* Records for processing

## START

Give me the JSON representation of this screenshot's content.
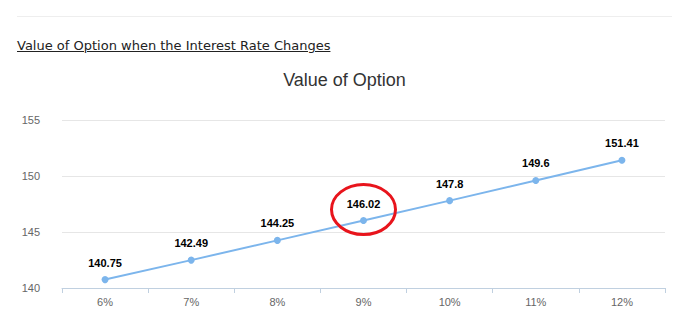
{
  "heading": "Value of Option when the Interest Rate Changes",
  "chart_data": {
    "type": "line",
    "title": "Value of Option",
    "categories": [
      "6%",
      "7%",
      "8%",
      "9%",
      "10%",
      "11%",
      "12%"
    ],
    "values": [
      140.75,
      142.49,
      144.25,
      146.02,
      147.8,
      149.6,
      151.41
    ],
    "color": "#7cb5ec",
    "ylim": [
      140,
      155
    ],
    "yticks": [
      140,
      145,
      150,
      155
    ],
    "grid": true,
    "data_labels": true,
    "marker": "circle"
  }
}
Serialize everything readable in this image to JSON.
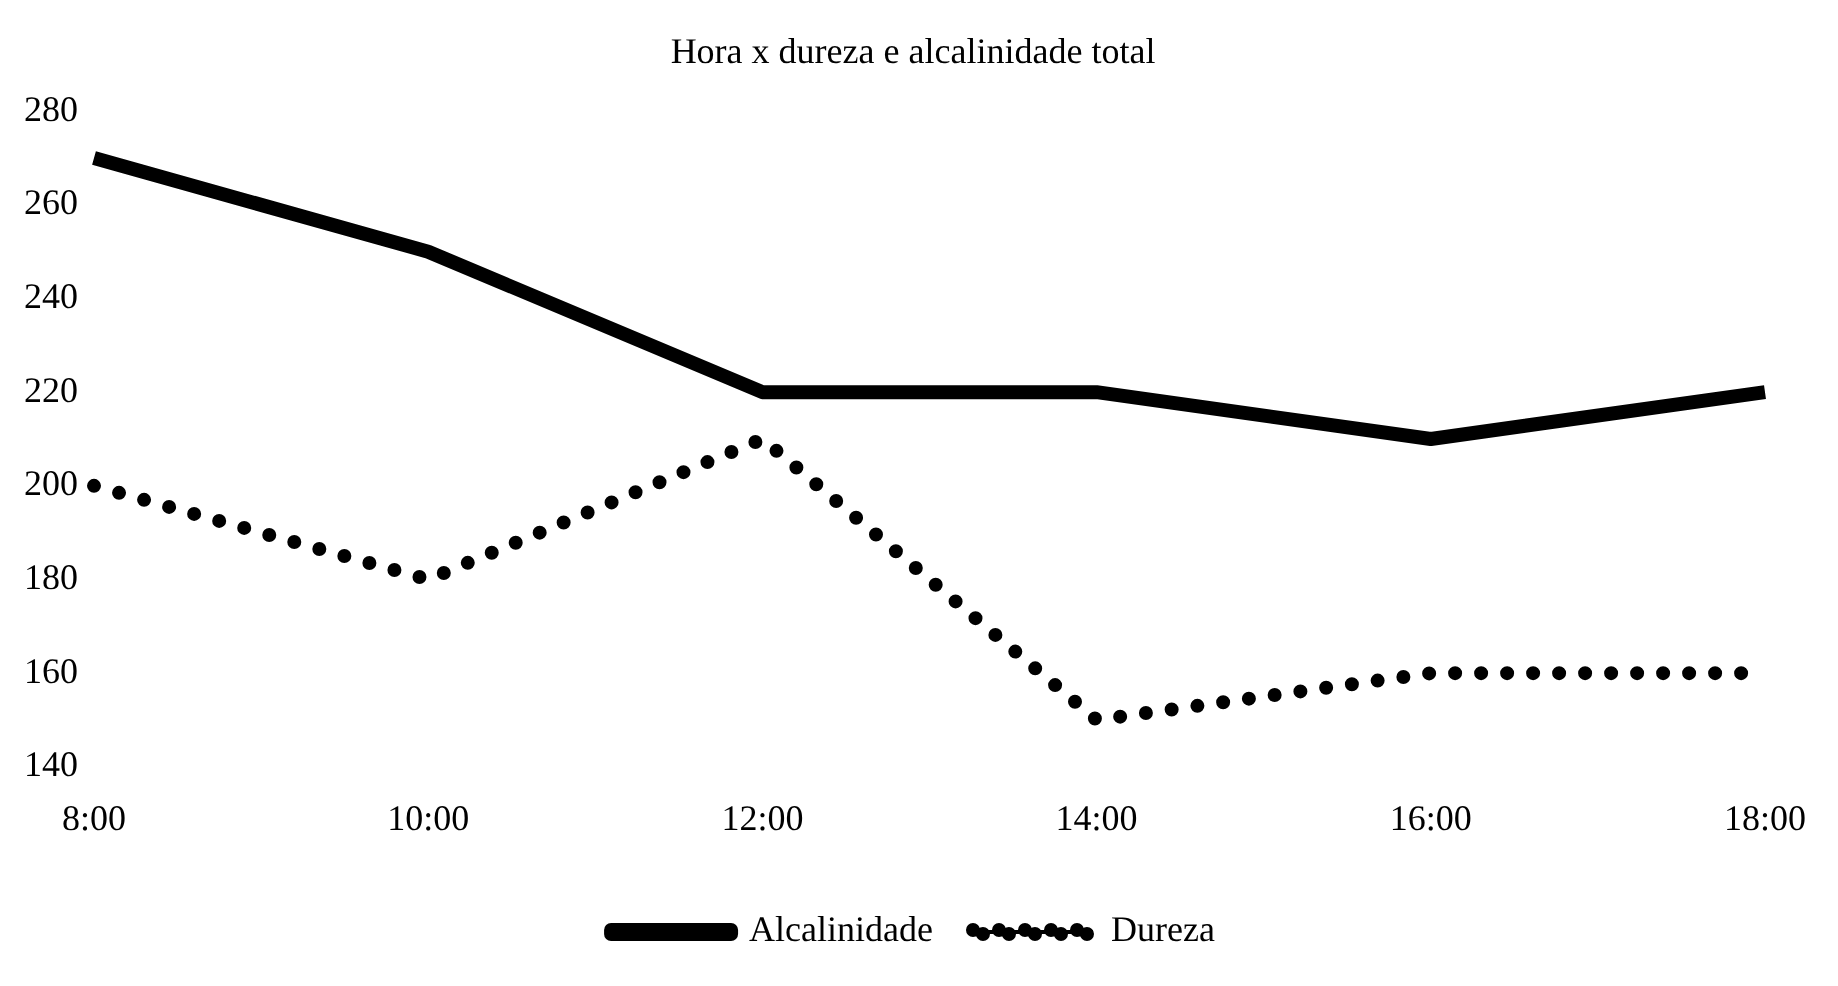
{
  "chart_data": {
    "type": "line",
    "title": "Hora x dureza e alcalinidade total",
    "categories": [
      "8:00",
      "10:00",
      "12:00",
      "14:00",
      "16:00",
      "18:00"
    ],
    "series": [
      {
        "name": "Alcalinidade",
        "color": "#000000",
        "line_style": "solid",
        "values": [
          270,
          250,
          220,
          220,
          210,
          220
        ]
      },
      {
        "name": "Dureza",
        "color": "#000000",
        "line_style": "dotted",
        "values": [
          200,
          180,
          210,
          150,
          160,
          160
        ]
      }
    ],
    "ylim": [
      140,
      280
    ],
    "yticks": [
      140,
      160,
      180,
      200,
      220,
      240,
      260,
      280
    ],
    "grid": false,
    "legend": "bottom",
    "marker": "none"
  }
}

## END

* Work to complete
Using the data above, write out every line exactly, leaving the images behind.

* Correct output
Give me the JSON representation of this screenshot's content.
{
  "heading": "Value of Option when the Interest Rate Changes",
  "chart_data": {
    "type": "line",
    "title": "Value of Option",
    "categories": [
      "6%",
      "7%",
      "8%",
      "9%",
      "10%",
      "11%",
      "12%"
    ],
    "values": [
      140.75,
      142.49,
      144.25,
      146.02,
      147.8,
      149.6,
      151.41
    ],
    "color": "#7cb5ec",
    "ylim": [
      140,
      155
    ],
    "yticks": [
      140,
      145,
      150,
      155
    ],
    "grid": true,
    "data_labels": true,
    "marker": "circle"
  }
}
Serialize everything readable in this image to JSON.
{
  "chart_data": {
    "type": "line",
    "title": "Hora x dureza e alcalinidade total",
    "categories": [
      "8:00",
      "10:00",
      "12:00",
      "14:00",
      "16:00",
      "18:00"
    ],
    "series": [
      {
        "name": "Alcalinidade",
        "color": "#000000",
        "line_style": "solid",
        "values": [
          270,
          250,
          220,
          220,
          210,
          220
        ]
      },
      {
        "name": "Dureza",
        "color": "#000000",
        "line_style": "dotted",
        "values": [
          200,
          180,
          210,
          150,
          160,
          160
        ]
      }
    ],
    "ylim": [
      140,
      280
    ],
    "yticks": [
      140,
      160,
      180,
      200,
      220,
      240,
      260,
      280
    ],
    "grid": false,
    "legend": "bottom",
    "marker": "none"
  }
}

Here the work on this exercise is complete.